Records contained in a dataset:

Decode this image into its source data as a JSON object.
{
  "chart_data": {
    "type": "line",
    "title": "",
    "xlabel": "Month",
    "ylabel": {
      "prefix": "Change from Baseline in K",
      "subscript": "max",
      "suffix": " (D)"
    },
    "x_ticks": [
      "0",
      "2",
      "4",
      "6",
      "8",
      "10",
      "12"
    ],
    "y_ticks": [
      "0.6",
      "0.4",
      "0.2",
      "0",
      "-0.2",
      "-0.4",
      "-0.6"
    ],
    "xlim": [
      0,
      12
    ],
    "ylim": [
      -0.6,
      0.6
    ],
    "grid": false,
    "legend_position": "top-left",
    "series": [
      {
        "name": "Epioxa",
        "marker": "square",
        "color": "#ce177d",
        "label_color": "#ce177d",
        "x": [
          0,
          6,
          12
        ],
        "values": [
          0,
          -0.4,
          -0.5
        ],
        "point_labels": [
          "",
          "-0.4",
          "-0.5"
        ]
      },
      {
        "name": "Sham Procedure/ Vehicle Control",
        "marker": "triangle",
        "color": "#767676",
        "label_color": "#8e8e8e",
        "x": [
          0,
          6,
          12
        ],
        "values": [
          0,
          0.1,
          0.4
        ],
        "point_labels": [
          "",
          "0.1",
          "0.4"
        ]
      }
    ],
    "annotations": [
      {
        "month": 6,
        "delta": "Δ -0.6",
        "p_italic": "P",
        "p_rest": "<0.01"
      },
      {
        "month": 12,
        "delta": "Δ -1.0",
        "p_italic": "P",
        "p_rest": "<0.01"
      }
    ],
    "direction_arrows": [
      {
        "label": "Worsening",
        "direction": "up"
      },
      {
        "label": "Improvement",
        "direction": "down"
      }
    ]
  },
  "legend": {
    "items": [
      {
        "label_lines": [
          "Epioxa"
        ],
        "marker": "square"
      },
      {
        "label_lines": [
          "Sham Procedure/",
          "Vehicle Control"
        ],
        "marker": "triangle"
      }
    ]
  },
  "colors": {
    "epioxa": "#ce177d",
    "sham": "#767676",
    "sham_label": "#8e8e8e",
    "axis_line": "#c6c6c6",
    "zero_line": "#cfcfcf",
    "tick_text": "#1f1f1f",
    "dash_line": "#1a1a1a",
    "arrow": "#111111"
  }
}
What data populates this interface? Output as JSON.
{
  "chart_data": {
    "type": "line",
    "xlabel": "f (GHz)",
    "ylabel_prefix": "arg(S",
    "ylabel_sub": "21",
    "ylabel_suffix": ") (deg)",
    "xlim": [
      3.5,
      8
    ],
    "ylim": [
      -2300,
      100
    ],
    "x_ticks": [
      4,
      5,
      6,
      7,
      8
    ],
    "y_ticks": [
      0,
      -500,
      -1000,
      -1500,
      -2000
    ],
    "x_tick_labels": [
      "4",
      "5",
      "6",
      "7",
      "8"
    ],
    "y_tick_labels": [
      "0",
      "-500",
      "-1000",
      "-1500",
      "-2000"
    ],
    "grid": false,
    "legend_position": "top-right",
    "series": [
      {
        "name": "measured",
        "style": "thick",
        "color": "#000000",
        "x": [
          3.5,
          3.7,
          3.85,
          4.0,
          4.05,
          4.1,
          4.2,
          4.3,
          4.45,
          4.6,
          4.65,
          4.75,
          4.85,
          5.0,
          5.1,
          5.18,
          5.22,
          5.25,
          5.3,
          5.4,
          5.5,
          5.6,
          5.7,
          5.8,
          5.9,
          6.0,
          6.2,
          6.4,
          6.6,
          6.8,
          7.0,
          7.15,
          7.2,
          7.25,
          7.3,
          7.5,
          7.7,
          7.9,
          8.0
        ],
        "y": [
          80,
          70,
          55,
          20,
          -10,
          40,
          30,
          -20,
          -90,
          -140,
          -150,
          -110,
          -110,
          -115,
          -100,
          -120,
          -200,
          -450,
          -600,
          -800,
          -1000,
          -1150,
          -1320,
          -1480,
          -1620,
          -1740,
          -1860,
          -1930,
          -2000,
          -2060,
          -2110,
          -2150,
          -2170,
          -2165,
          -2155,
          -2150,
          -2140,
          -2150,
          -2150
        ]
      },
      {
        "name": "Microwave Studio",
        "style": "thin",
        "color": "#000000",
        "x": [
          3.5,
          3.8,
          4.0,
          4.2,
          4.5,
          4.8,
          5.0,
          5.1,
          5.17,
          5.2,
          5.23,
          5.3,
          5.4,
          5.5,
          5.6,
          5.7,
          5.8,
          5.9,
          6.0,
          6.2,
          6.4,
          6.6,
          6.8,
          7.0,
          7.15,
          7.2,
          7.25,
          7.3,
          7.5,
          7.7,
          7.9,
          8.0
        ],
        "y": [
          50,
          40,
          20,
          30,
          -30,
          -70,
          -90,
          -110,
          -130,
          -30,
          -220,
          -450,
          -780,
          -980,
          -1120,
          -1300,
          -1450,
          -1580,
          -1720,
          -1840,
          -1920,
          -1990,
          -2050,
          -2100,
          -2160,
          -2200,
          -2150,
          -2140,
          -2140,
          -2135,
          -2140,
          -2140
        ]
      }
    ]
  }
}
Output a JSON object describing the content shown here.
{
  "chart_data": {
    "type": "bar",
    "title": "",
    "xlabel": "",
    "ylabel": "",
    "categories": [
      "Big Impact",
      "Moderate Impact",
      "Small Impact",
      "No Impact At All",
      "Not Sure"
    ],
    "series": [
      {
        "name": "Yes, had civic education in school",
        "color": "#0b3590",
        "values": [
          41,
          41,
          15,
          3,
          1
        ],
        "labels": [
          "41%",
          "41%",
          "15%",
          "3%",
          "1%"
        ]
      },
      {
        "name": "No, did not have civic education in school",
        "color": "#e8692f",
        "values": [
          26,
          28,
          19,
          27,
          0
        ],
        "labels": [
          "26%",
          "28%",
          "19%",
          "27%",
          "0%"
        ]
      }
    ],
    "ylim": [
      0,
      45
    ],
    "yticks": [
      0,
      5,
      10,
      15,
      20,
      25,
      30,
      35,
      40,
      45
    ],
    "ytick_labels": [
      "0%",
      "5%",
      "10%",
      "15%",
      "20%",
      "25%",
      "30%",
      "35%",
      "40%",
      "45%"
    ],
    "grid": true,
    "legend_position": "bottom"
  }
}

◆ Work to complete
Each record above should be returned exactly as it appears.

◆ Finished answer
Decode this image into its source data as a JSON object.
{
  "chart_data": {
    "type": "line",
    "title": "",
    "xlabel": "Month",
    "ylabel": {
      "prefix": "Change from Baseline in K",
      "subscript": "max",
      "suffix": " (D)"
    },
    "x_ticks": [
      "0",
      "2",
      "4",
      "6",
      "8",
      "10",
      "12"
    ],
    "y_ticks": [
      "0.6",
      "0.4",
      "0.2",
      "0",
      "-0.2",
      "-0.4",
      "-0.6"
    ],
    "xlim": [
      0,
      12
    ],
    "ylim": [
      -0.6,
      0.6
    ],
    "grid": false,
    "legend_position": "top-left",
    "series": [
      {
        "name": "Epioxa",
        "marker": "square",
        "color": "#ce177d",
        "label_color": "#ce177d",
        "x": [
          0,
          6,
          12
        ],
        "values": [
          0,
          -0.4,
          -0.5
        ],
        "point_labels": [
          "",
          "-0.4",
          "-0.5"
        ]
      },
      {
        "name": "Sham Procedure/ Vehicle Control",
        "marker": "triangle",
        "color": "#767676",
        "label_color": "#8e8e8e",
        "x": [
          0,
          6,
          12
        ],
        "values": [
          0,
          0.1,
          0.4
        ],
        "point_labels": [
          "",
          "0.1",
          "0.4"
        ]
      }
    ],
    "annotations": [
      {
        "month": 6,
        "delta": "Δ -0.6",
        "p_italic": "P",
        "p_rest": "<0.01"
      },
      {
        "month": 12,
        "delta": "Δ -1.0",
        "p_italic": "P",
        "p_rest": "<0.01"
      }
    ],
    "direction_arrows": [
      {
        "label": "Worsening",
        "direction": "up"
      },
      {
        "label": "Improvement",
        "direction": "down"
      }
    ]
  },
  "legend": {
    "items": [
      {
        "label_lines": [
          "Epioxa"
        ],
        "marker": "square"
      },
      {
        "label_lines": [
          "Sham Procedure/",
          "Vehicle Control"
        ],
        "marker": "triangle"
      }
    ]
  },
  "colors": {
    "epioxa": "#ce177d",
    "sham": "#767676",
    "sham_label": "#8e8e8e",
    "axis_line": "#c6c6c6",
    "zero_line": "#cfcfcf",
    "tick_text": "#1f1f1f",
    "dash_line": "#1a1a1a",
    "arrow": "#111111"
  }
}
What data populates this interface? Output as JSON.
{
  "chart_data": {
    "type": "line",
    "xlabel": "f (GHz)",
    "ylabel_prefix": "arg(S",
    "ylabel_sub": "21",
    "ylabel_suffix": ") (deg)",
    "xlim": [
      3.5,
      8
    ],
    "ylim": [
      -2300,
      100
    ],
    "x_ticks": [
      4,
      5,
      6,
      7,
      8
    ],
    "y_ticks": [
      0,
      -500,
      -1000,
      -1500,
      -2000
    ],
    "x_tick_labels": [
      "4",
      "5",
      "6",
      "7",
      "8"
    ],
    "y_tick_labels": [
      "0",
      "-500",
      "-1000",
      "-1500",
      "-2000"
    ],
    "grid": false,
    "legend_position": "top-right",
    "series": [
      {
        "name": "measured",
        "style": "thick",
        "color": "#000000",
        "x": [
          3.5,
          3.7,
          3.85,
          4.0,
          4.05,
          4.1,
          4.2,
          4.3,
          4.45,
          4.6,
          4.65,
          4.75,
          4.85,
          5.0,
          5.1,
          5.18,
          5.22,
          5.25,
          5.3,
          5.4,
          5.5,
          5.6,
          5.7,
          5.8,
          5.9,
          6.0,
          6.2,
          6.4,
          6.6,
          6.8,
          7.0,
          7.15,
          7.2,
          7.25,
          7.3,
          7.5,
          7.7,
          7.9,
          8.0
        ],
        "y": [
          80,
          70,
          55,
          20,
          -10,
          40,
          30,
          -20,
          -90,
          -140,
          -150,
          -110,
          -110,
          -115,
          -100,
          -120,
          -200,
          -450,
          -600,
          -800,
          -1000,
          -1150,
          -1320,
          -1480,
          -1620,
          -1740,
          -1860,
          -1930,
          -2000,
          -2060,
          -2110,
          -2150,
          -2170,
          -2165,
          -2155,
          -2150,
          -2140,
          -2150,
          -2150
        ]
      },
      {
        "name": "Microwave Studio",
        "style": "thin",
        "color": "#000000",
        "x": [
          3.5,
          3.8,
          4.0,
          4.2,
          4.5,
          4.8,
          5.0,
          5.1,
          5.17,
          5.2,
          5.23,
          5.3,
          5.4,
          5.5,
          5.6,
          5.7,
          5.8,
          5.9,
          6.0,
          6.2,
          6.4,
          6.6,
          6.8,
          7.0,
          7.15,
          7.2,
          7.25,
          7.3,
          7.5,
          7.7,
          7.9,
          8.0
        ],
        "y": [
          50,
          40,
          20,
          30,
          -30,
          -70,
          -90,
          -110,
          -130,
          -30,
          -220,
          -450,
          -780,
          -980,
          -1120,
          -1300,
          -1450,
          -1580,
          -1720,
          -1840,
          -1920,
          -1990,
          -2050,
          -2100,
          -2160,
          -2200,
          -2150,
          -2140,
          -2140,
          -2135,
          -2140,
          -2140
        ]
      }
    ]
  }
}
Output a JSON object describing the content shown here.
{
  "chart_data": {
    "type": "bar",
    "title": "",
    "xlabel": "",
    "ylabel": "",
    "categories": [
      "Big Impact",
      "Moderate Impact",
      "Small Impact",
      "No Impact At All",
      "Not Sure"
    ],
    "series": [
      {
        "name": "Yes, had civic education in school",
        "color": "#0b3590",
        "values": [
          41,
          41,
          15,
          3,
          1
        ],
        "labels": [
          "41%",
          "41%",
          "15%",
          "3%",
          "1%"
        ]
      },
      {
        "name": "No, did not have civic education in school",
        "color": "#e8692f",
        "values": [
          26,
          28,
          19,
          27,
          0
        ],
        "labels": [
          "26%",
          "28%",
          "19%",
          "27%",
          "0%"
        ]
      }
    ],
    "ylim": [
      0,
      45
    ],
    "yticks": [
      0,
      5,
      10,
      15,
      20,
      25,
      30,
      35,
      40,
      45
    ],
    "ytick_labels": [
      "0%",
      "5%",
      "10%",
      "15%",
      "20%",
      "25%",
      "30%",
      "35%",
      "40%",
      "45%"
    ],
    "grid": true,
    "legend_position": "bottom"
  }
}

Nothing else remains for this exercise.